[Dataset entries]
|---|

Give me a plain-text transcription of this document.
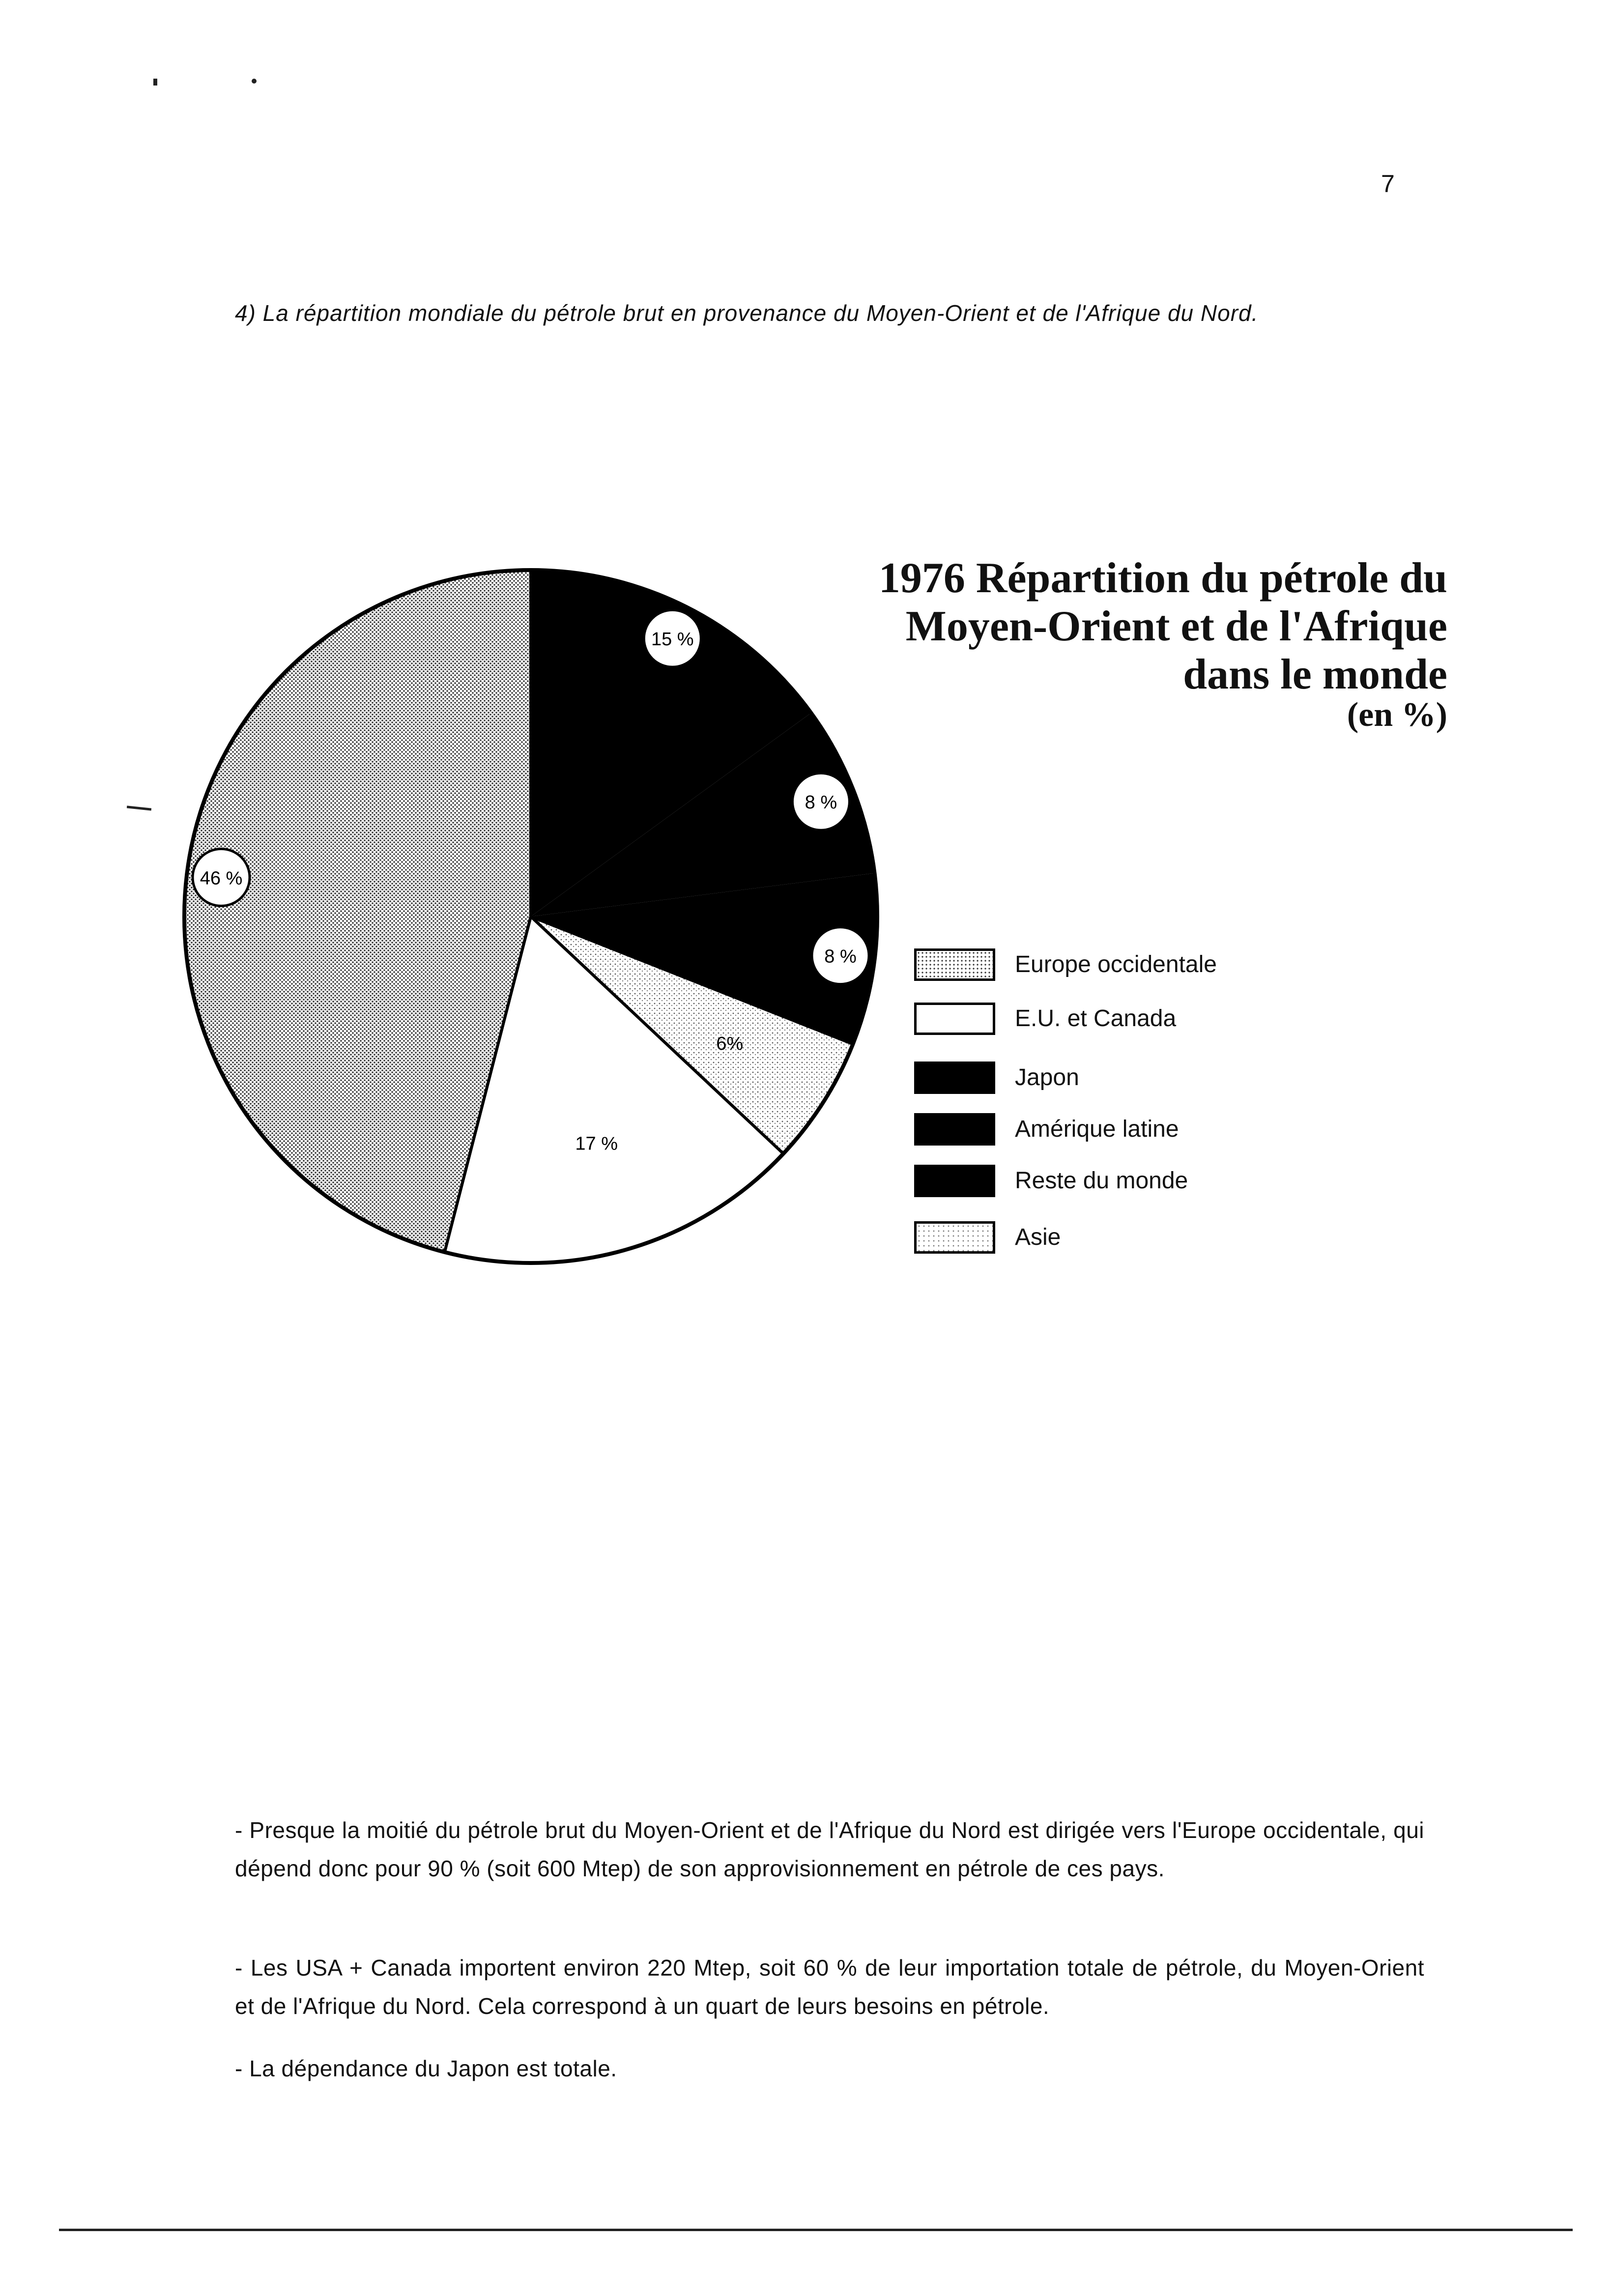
7
4) La répartition mondiale du pétrole brut en provenance du Moyen-Orient et de l'Afrique du Nord.
1976 Répartition du pétrole du
Moyen-Orient et de l'Afrique
dans le monde
(en %)
15 %
8 %
8 %
6%
17 %
46 %
Europe occidentale
E.U. et Canada
Japon
Amérique latine
Reste du monde
Asie
- Presque la moitié du pétrole brut du Moyen-Orient et de l'Afrique du Nord est dirigée vers l'Europe occidentale, qui dépend donc pour 90 % (soit 600 Mtep) de son approvisionnement en pétrole de ces pays.
- Les USA + Canada importent environ 220 Mtep, soit 60 % de leur importation totale de pétrole, du Moyen-Orient et de l'Afrique du Nord. Cela correspond à un quart de leurs besoins en pétrole.
- La dépendance du Japon est totale.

|---|

(Written exercise):
Every line in the data that holds "Japon" should be copied out.

(Result for this task):
Japon
- La dépendance du Japon est totale.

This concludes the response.